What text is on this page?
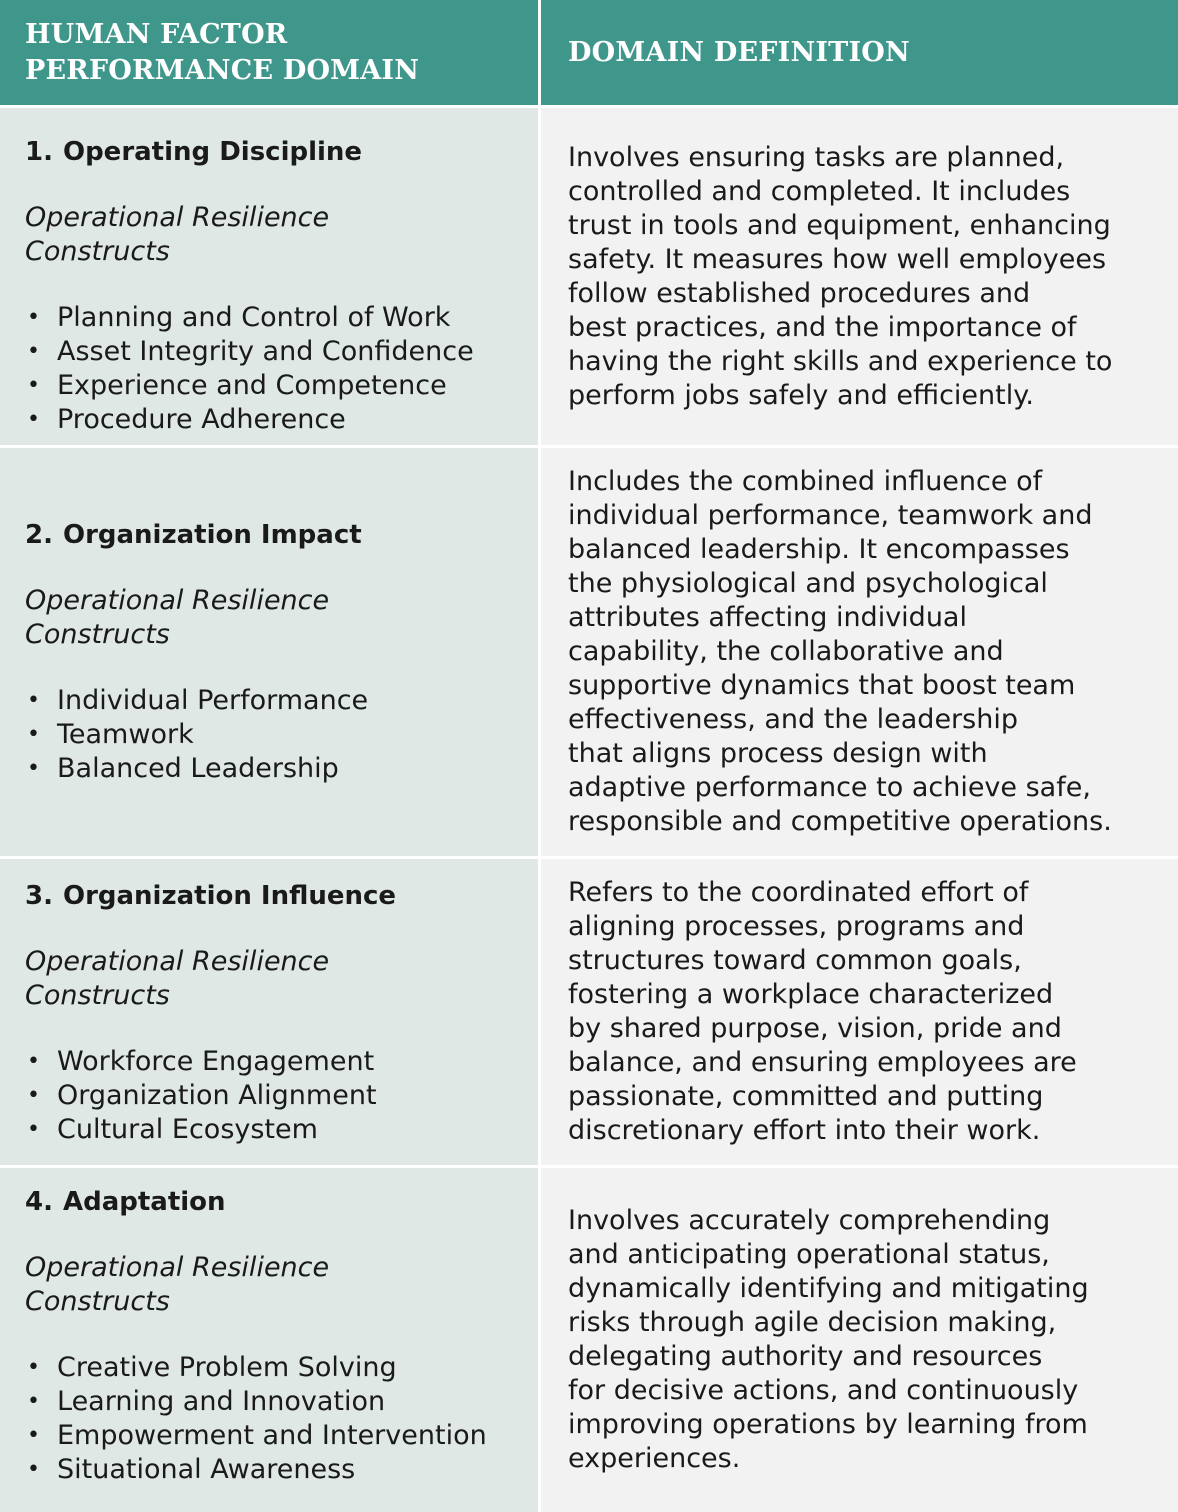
HUMAN FACTOR
PERFORMANCE DOMAIN
DOMAIN DEFINITION

1. Operating Discipline

Operational Resilience
Constructs
• Planning and Control of Work
• Asset Integrity and Confidence
• Experience and Competence
• Procedure Adherence

Involves ensuring tasks are planned,
controlled and completed. It includes
trust in tools and equipment, enhancing
safety. It measures how well employees
follow established procedures and
best practices, and the importance of
having the right skills and experience to
perform jobs safely and efficiently.

2. Organization Impact

Operational Resilience
Constructs
• Individual Performance
• Teamwork
• Balanced Leadership

Includes the combined influence of
individual performance, teamwork and
balanced leadership. It encompasses
the physiological and psychological
attributes affecting individual
capability, the collaborative and
supportive dynamics that boost team
effectiveness, and the leadership
that aligns process design with
adaptive performance to achieve safe,
responsible and competitive operations.

3. Organization Influence

Operational Resilience
Constructs
• Workforce Engagement
• Organization Alignment
• Cultural Ecosystem

Refers to the coordinated effort of
aligning processes, programs and
structures toward common goals,
fostering a workplace characterized
by shared purpose, vision, pride and
balance, and ensuring employees are
passionate, committed and putting
discretionary effort into their work.

4. Adaptation

Operational Resilience
Constructs
• Creative Problem Solving
• Learning and Innovation
• Empowerment and Intervention
• Situational Awareness

Involves accurately comprehending
and anticipating operational status,
dynamically identifying and mitigating
risks through agile decision making,
delegating authority and resources
for decisive actions, and continuously
improving operations by learning from
experiences.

§ **EXERCISE PROMPT**
The data should be printed again unchanged; leave its pictures out.

§ **THE SOLUTION**
What text is on this page?
HUMAN FACTOR
PERFORMANCE DOMAIN
DOMAIN DEFINITION

1. Operating Discipline

Operational Resilience
Constructs
• Planning and Control of Work
• Asset Integrity and Confidence
• Experience and Competence
• Procedure Adherence

Involves ensuring tasks are planned,
controlled and completed. It includes
trust in tools and equipment, enhancing
safety. It measures how well employees
follow established procedures and
best practices, and the importance of
having the right skills and experience to
perform jobs safely and efficiently.

2. Organization Impact

Operational Resilience
Constructs
• Individual Performance
• Teamwork
• Balanced Leadership

Includes the combined influence of
individual performance, teamwork and
balanced leadership. It encompasses
the physiological and psychological
attributes affecting individual
capability, the collaborative and
supportive dynamics that boost team
effectiveness, and the leadership
that aligns process design with
adaptive performance to achieve safe,
responsible and competitive operations.

3. Organization Influence

Operational Resilience
Constructs
• Workforce Engagement
• Organization Alignment
• Cultural Ecosystem

Refers to the coordinated effort of
aligning processes, programs and
structures toward common goals,
fostering a workplace characterized
by shared purpose, vision, pride and
balance, and ensuring employees are
passionate, committed and putting
discretionary effort into their work.

4. Adaptation

Operational Resilience
Constructs
• Creative Problem Solving
• Learning and Innovation
• Empowerment and Intervention
• Situational Awareness

Involves accurately comprehending
and anticipating operational status,
dynamically identifying and mitigating
risks through agile decision making,
delegating authority and resources
for decisive actions, and continuously
improving operations by learning from
experiences.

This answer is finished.